Goal:
In the listing below, identify each line with the word "underlying" and return those lines.
⟨
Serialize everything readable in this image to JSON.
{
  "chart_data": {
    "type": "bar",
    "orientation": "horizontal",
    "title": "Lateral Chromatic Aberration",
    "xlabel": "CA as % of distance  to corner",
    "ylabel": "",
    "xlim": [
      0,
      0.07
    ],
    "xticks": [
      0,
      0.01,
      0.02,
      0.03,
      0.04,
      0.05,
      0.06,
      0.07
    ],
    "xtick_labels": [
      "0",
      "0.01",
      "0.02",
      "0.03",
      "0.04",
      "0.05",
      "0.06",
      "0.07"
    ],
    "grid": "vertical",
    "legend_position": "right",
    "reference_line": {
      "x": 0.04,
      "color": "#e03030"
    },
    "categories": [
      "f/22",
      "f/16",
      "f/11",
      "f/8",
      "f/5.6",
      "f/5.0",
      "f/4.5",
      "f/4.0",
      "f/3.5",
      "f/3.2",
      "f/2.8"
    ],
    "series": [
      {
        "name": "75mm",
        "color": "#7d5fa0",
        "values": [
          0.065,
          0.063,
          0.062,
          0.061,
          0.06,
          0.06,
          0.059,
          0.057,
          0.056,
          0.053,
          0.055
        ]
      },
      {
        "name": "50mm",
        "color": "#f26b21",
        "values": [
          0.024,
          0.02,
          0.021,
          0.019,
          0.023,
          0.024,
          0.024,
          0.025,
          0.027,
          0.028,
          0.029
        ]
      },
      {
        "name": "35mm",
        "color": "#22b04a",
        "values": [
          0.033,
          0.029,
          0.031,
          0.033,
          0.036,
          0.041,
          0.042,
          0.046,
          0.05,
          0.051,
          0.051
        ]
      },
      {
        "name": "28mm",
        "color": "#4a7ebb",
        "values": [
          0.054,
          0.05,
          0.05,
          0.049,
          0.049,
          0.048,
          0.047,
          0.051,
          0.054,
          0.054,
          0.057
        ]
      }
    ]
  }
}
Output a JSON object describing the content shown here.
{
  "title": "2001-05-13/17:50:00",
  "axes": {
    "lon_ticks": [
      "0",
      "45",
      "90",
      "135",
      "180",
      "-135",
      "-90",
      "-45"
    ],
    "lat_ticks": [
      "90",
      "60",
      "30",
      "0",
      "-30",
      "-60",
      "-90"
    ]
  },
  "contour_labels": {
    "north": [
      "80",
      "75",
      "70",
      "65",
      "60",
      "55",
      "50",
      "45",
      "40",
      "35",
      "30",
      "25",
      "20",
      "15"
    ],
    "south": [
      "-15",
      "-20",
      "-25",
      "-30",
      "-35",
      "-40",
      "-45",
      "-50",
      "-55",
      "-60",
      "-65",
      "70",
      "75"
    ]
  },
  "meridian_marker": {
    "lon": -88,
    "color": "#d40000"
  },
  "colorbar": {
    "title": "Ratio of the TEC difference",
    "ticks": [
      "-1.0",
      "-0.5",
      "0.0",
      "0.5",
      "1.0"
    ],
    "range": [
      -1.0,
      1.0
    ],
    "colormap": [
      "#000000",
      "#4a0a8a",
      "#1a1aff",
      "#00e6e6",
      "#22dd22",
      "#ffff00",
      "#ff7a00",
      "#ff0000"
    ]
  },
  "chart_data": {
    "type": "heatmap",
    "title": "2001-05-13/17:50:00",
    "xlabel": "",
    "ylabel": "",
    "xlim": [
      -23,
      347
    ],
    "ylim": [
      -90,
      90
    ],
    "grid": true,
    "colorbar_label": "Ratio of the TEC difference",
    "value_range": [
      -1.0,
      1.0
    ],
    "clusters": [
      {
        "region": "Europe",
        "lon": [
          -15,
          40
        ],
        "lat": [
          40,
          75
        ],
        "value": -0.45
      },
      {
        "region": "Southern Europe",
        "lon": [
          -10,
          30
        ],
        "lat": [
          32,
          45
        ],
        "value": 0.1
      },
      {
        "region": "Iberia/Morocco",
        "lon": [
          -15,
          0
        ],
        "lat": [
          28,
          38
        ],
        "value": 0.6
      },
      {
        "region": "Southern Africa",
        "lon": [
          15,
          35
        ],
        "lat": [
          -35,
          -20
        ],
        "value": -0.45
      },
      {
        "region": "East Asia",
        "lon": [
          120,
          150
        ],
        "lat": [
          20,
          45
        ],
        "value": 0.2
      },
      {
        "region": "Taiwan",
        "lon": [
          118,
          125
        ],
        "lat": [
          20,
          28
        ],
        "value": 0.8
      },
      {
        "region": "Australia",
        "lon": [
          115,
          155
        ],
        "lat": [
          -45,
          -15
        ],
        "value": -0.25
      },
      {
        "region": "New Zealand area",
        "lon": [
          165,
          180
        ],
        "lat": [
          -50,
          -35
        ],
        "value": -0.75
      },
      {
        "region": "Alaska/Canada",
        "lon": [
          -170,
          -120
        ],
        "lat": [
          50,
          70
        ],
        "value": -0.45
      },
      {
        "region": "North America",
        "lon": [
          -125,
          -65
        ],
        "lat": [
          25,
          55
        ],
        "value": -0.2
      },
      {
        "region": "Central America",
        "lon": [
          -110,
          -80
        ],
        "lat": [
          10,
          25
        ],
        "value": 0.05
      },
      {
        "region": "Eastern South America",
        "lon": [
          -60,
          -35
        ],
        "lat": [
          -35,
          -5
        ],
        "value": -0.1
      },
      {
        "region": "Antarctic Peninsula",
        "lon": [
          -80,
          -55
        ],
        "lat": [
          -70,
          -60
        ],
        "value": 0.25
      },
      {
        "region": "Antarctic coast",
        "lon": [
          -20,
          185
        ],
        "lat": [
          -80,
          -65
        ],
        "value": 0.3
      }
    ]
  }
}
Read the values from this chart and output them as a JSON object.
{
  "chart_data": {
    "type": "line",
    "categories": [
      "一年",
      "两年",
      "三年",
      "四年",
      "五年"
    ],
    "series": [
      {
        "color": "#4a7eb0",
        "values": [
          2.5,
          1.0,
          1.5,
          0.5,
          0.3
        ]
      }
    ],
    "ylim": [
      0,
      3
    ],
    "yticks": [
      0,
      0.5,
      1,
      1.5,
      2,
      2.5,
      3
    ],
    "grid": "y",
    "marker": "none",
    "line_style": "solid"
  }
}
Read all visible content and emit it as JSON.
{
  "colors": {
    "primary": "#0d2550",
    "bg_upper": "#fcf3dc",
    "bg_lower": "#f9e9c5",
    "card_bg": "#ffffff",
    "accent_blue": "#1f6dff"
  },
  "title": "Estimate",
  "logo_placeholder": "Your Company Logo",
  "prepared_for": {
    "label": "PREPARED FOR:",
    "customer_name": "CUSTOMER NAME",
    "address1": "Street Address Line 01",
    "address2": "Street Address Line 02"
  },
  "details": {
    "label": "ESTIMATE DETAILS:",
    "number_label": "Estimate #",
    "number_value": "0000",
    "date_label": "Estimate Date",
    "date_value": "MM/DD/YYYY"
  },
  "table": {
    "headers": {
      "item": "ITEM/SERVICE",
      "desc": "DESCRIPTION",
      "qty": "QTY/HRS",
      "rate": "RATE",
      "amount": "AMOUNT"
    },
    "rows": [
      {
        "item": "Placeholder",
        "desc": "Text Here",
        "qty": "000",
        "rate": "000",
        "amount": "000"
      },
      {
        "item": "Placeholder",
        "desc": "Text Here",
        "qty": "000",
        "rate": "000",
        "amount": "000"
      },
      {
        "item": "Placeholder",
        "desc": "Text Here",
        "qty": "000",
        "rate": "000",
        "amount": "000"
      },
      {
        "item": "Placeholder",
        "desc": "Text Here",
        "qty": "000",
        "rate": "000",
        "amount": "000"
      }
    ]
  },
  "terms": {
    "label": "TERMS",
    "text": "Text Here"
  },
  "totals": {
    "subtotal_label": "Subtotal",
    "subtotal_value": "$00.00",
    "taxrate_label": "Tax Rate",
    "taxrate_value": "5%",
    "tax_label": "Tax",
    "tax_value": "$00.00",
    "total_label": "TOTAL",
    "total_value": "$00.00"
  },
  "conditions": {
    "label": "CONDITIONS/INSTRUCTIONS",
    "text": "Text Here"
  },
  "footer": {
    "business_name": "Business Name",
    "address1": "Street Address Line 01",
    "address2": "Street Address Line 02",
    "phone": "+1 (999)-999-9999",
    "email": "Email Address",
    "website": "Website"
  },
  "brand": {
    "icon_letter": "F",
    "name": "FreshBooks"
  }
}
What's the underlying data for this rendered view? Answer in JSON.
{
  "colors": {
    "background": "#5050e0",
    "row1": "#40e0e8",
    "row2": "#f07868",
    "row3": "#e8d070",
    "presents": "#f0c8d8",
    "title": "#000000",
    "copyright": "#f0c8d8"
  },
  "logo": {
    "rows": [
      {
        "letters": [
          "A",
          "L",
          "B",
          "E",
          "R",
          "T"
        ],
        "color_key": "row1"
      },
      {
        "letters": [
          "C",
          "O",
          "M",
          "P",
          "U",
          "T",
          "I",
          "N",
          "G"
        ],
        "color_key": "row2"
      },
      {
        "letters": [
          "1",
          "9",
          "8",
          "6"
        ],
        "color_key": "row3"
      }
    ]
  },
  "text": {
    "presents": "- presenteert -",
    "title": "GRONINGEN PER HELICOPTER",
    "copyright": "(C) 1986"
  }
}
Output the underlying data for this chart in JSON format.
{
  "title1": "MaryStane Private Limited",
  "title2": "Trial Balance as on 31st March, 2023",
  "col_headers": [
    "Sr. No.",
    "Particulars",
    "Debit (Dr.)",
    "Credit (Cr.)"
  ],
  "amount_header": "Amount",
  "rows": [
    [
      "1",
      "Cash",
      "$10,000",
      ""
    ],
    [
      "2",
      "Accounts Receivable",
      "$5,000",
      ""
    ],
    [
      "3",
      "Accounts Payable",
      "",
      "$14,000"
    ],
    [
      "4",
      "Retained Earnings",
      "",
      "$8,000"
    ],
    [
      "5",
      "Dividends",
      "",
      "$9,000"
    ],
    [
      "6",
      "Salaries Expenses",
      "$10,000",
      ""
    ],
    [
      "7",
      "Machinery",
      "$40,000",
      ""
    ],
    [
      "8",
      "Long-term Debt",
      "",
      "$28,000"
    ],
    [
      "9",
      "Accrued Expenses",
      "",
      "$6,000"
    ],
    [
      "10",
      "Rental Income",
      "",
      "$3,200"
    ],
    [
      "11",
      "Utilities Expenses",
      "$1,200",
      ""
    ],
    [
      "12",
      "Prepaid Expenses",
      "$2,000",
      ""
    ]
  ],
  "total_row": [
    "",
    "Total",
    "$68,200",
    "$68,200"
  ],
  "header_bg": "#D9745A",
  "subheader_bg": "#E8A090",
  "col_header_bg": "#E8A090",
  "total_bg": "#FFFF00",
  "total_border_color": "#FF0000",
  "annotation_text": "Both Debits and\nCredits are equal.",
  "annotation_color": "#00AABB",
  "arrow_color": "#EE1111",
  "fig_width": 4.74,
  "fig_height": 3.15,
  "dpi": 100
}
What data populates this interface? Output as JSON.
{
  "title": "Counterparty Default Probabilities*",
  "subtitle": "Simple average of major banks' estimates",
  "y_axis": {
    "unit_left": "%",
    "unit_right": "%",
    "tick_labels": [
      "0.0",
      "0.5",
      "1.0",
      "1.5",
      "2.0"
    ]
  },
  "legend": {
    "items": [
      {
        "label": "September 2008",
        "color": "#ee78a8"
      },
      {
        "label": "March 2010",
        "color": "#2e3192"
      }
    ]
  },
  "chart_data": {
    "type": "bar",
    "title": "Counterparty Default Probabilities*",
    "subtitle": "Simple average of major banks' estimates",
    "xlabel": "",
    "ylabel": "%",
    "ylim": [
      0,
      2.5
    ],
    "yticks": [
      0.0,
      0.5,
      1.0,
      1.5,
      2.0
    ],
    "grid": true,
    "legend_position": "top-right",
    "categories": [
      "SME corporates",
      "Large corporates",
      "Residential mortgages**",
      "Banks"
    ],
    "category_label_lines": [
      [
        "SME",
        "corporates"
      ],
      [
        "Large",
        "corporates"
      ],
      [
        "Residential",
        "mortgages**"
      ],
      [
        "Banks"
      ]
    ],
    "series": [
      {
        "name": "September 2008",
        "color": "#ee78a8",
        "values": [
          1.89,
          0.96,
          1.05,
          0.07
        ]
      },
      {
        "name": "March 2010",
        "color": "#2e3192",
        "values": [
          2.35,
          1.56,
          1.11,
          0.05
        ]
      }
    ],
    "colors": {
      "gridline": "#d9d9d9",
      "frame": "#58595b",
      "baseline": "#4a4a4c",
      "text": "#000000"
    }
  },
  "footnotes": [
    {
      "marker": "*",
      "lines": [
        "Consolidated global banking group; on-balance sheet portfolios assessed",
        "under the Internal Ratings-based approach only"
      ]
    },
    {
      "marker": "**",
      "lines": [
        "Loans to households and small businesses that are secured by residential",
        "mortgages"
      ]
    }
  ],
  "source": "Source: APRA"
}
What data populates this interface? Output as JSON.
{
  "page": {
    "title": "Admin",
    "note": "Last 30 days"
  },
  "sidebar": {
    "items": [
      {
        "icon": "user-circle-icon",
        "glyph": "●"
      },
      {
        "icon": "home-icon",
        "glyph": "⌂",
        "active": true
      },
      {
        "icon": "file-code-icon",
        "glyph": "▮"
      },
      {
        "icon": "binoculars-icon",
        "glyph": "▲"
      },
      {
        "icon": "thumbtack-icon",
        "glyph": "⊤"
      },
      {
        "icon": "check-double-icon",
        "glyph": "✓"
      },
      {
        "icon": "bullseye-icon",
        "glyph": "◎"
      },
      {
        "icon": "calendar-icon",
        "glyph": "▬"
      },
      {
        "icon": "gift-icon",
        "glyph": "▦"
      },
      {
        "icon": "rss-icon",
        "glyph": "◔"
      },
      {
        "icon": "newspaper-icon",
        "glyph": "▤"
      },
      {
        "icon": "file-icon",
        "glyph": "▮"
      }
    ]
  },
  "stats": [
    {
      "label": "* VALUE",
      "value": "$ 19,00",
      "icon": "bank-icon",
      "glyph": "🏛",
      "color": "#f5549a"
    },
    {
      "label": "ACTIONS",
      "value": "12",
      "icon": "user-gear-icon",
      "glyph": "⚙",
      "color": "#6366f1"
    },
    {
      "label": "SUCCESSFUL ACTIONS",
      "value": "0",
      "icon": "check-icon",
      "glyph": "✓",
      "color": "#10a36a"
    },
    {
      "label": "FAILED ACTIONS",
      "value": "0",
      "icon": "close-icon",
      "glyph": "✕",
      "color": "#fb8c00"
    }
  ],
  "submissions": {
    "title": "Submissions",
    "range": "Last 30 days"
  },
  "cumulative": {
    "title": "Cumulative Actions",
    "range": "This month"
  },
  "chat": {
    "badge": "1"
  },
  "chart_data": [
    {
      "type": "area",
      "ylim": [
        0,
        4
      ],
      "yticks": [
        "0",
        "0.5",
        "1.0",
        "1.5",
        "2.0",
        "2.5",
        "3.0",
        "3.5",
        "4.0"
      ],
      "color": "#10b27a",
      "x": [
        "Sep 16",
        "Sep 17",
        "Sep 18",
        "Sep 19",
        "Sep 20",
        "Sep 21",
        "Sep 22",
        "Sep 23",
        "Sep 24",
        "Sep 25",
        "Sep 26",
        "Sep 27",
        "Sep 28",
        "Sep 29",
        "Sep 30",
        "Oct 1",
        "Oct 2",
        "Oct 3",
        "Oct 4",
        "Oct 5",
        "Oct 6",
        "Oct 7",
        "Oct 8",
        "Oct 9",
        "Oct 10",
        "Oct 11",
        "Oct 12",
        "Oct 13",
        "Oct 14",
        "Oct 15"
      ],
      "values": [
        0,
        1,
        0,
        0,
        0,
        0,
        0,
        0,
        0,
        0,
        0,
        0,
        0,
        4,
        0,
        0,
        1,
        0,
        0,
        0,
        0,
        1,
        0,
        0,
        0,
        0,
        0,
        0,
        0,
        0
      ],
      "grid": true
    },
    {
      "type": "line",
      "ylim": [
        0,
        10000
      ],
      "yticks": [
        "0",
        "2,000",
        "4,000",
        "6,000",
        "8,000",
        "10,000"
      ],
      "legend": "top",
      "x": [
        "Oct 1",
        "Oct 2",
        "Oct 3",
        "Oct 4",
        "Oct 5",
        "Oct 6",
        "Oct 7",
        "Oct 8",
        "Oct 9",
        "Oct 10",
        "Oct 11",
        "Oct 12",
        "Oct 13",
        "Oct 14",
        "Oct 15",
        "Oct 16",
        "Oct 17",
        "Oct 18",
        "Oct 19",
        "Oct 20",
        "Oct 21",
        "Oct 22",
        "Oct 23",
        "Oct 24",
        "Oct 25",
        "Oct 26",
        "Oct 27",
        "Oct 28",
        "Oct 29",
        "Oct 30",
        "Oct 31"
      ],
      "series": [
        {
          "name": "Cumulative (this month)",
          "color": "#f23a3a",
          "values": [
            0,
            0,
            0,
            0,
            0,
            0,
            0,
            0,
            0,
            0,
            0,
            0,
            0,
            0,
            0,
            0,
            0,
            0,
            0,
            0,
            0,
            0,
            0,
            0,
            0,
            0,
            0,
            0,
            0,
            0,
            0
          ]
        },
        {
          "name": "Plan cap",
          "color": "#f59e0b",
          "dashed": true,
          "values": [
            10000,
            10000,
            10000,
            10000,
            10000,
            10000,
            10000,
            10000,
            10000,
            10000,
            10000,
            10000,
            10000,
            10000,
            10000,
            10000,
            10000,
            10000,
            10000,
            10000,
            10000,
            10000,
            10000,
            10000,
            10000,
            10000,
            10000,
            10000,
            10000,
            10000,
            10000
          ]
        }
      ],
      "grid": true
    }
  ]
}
⟩
Exercise result:
What's the underlying data for this rendered view? Answer in JSON.
Output the underlying data for this chart in JSON format.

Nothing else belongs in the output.